## start RECORDS SHOWN

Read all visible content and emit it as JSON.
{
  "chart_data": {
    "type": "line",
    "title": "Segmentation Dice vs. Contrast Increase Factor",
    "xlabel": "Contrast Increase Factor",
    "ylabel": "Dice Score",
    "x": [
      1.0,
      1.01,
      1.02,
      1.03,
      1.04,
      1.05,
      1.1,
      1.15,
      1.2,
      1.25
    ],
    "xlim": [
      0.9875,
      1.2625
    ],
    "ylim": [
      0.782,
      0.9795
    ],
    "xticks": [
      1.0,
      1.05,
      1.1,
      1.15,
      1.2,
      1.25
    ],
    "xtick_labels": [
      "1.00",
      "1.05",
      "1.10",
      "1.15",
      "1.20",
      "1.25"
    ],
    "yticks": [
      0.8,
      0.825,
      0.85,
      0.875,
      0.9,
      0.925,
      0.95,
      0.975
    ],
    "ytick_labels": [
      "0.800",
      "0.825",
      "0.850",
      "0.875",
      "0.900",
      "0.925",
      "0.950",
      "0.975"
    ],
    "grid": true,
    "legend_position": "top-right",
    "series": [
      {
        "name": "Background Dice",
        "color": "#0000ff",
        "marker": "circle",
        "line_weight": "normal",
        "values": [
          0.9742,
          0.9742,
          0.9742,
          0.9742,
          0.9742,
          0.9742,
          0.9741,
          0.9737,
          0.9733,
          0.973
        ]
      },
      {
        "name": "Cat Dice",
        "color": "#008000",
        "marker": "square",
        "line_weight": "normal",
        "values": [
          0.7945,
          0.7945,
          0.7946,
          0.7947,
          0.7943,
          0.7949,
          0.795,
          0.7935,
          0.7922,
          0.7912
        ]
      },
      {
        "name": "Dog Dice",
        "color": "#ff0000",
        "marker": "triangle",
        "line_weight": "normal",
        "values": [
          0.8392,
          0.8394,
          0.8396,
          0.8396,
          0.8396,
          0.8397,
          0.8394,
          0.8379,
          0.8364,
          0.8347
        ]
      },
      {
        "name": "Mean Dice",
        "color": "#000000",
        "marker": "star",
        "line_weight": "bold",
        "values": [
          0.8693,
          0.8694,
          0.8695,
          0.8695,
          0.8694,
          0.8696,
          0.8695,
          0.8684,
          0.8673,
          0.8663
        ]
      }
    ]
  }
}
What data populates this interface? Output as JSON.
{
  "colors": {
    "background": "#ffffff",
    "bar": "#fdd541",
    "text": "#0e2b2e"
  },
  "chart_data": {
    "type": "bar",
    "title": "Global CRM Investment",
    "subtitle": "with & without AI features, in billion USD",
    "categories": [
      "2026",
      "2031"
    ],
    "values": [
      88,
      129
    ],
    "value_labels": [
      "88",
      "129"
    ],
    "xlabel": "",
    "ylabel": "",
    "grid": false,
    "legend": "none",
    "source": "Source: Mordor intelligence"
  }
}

## end RECORDS SHOWN

▶ _REQUIRED TASK_
Extract every line from the one containing "What data populates" to the end of the entries, including both of those lines, exactly as given and with nothing added.

▶ _FINISHED EXERCISE_
What data populates this interface? Output as JSON.
{
  "colors": {
    "background": "#ffffff",
    "bar": "#fdd541",
    "text": "#0e2b2e"
  },
  "chart_data": {
    "type": "bar",
    "title": "Global CRM Investment",
    "subtitle": "with & without AI features, in billion USD",
    "categories": [
      "2026",
      "2031"
    ],
    "values": [
      88,
      129
    ],
    "value_labels": [
      "88",
      "129"
    ],
    "xlabel": "",
    "ylabel": "",
    "grid": false,
    "legend": "none",
    "source": "Source: Mordor intelligence"
  }
}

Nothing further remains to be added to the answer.